What needs to be done -> Without including any pictures, copy each entry below exactly.
# start of Records for this exercise
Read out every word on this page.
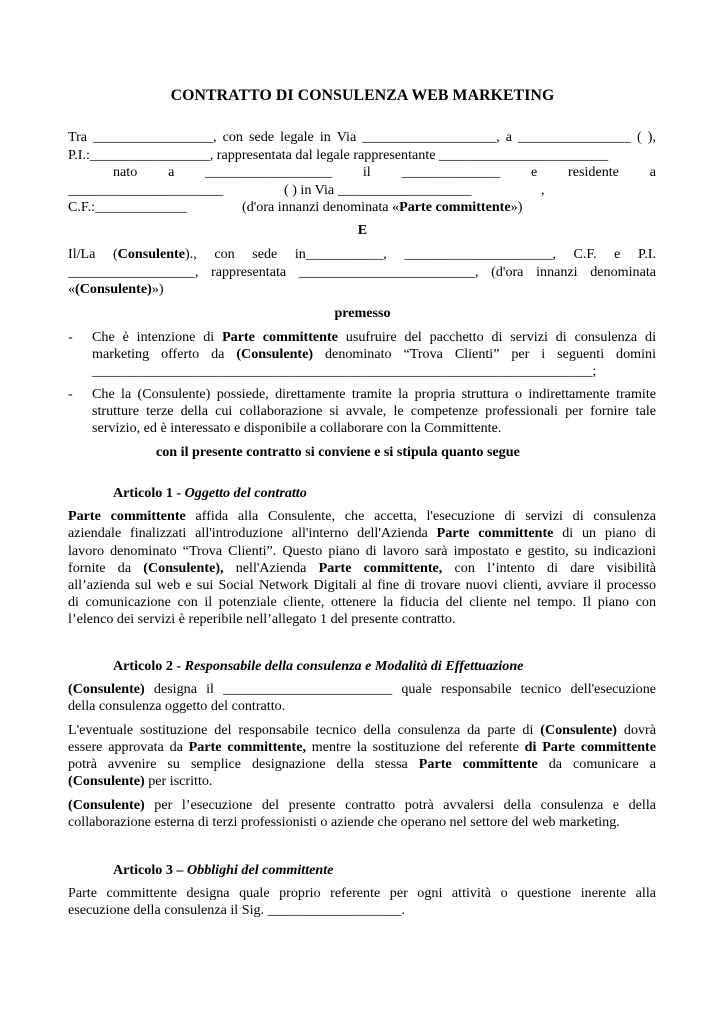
CONTRATTO DI CONSULENZA WEB MARKETING
Tra _________________, con sede legale in Via ___________________, a ________________ ( ),
P.I.:_________________, rappresentata dal legale rappresentante ________________________
nato a __________________ il ______________ e residente a
______________________	( ) in Via ___________________	,
C.F.:_____________	(d'ora innanzi denominata «Parte committente»)
E
Il/La (Consulente)., con sede in___________, _____________________, C.F. e P.I.
__________________, rappresentata _________________________, (d'ora innanzi denominata
«(Consulente)»)
premesso
- Che è intenzione di Parte committente usufruire del pacchetto di servizi di consulenza di
marketing offerto da (Consulente) denominato “Trova Clienti” per i seguenti domini
_______________________________________________________________________;
- Che la (Consulente) possiede, direttamente tramite la propria struttura o indirettamente tramite
strutture terze della cui collaborazione si avvale, le competenze professionali per fornire tale
servizio, ed è interessato e disponibile a collaborare con la Committente.
con il presente contratto si conviene e si stipula quanto segue
Articolo 1 - Oggetto del contratto
Parte committente affida alla Consulente, che accetta, l'esecuzione di servizi di consulenza
aziendale finalizzati all'introduzione all'interno dell'Azienda Parte committente di un piano di
lavoro denominato “Trova Clienti”. Questo piano di lavoro sarà impostato e gestito, su indicazioni
fornite da (Consulente), nell'Azienda Parte committente, con l’intento di dare visibilità
all’azienda sul web e sui Social Network Digitali al fine di trovare nuovi clienti, avviare il processo
di comunicazione con il potenziale cliente, ottenere la fiducia del cliente nel tempo. Il piano con
l’elenco dei servizi è reperibile nell’allegato 1 del presente contratto.
Articolo 2 - Responsabile della consulenza e Modalità di Effettuazione
(Consulente) designa il ________________________ quale responsabile tecnico dell'esecuzione
della consulenza oggetto del contratto.
L'eventuale sostituzione del responsabile tecnico della consulenza da parte di (Consulente) dovrà
essere approvata da Parte committente, mentre la sostituzione del referente di Parte committente
potrà avvenire su semplice designazione della stessa Parte committente da comunicare a
(Consulente) per iscritto.
(Consulente) per l’esecuzione del presente contratto potrà avvalersi della consulenza e della
collaborazione esterna di terzi professionisti o aziende che operano nel settore del web marketing.
Articolo 3 – Obblighi del committente
Parte committente designa quale proprio referente per ogni attività o questione inerente alla
esecuzione della consulenza il Sig. ___________________.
# end of Records for this exercise
Result of this exercise ->
Read out every word on this page.
CONTRATTO DI CONSULENZA WEB MARKETING
Tra _________________, con sede legale in Via ___________________, a ________________ ( ),
P.I.:_________________, rappresentata dal legale rappresentante ________________________
nato a __________________ il ______________ e residente a
______________________	( ) in Via ___________________	,
C.F.:_____________	(d'ora innanzi denominata «Parte committente»)
E
Il/La (Consulente)., con sede in___________, _____________________, C.F. e P.I.
__________________, rappresentata _________________________, (d'ora innanzi denominata
«(Consulente)»)
premesso
- Che è intenzione di Parte committente usufruire del pacchetto di servizi di consulenza di
marketing offerto da (Consulente) denominato “Trova Clienti” per i seguenti domini
_______________________________________________________________________;
- Che la (Consulente) possiede, direttamente tramite la propria struttura o indirettamente tramite
strutture terze della cui collaborazione si avvale, le competenze professionali per fornire tale
servizio, ed è interessato e disponibile a collaborare con la Committente.
con il presente contratto si conviene e si stipula quanto segue
Articolo 1 - Oggetto del contratto
Parte committente affida alla Consulente, che accetta, l'esecuzione di servizi di consulenza
aziendale finalizzati all'introduzione all'interno dell'Azienda Parte committente di un piano di
lavoro denominato “Trova Clienti”. Questo piano di lavoro sarà impostato e gestito, su indicazioni
fornite da (Consulente), nell'Azienda Parte committente, con l’intento di dare visibilità
all’azienda sul web e sui Social Network Digitali al fine di trovare nuovi clienti, avviare il processo
di comunicazione con il potenziale cliente, ottenere la fiducia del cliente nel tempo. Il piano con
l’elenco dei servizi è reperibile nell’allegato 1 del presente contratto.
Articolo 2 - Responsabile della consulenza e Modalità di Effettuazione
(Consulente) designa il ________________________ quale responsabile tecnico dell'esecuzione
della consulenza oggetto del contratto.
L'eventuale sostituzione del responsabile tecnico della consulenza da parte di (Consulente) dovrà
essere approvata da Parte committente, mentre la sostituzione del referente di Parte committente
potrà avvenire su semplice designazione della stessa Parte committente da comunicare a
(Consulente) per iscritto.
(Consulente) per l’esecuzione del presente contratto potrà avvalersi della consulenza e della
collaborazione esterna di terzi professionisti o aziende che operano nel settore del web marketing.
Articolo 3 – Obblighi del committente
Parte committente designa quale proprio referente per ogni attività o questione inerente alla
esecuzione della consulenza il Sig. ___________________.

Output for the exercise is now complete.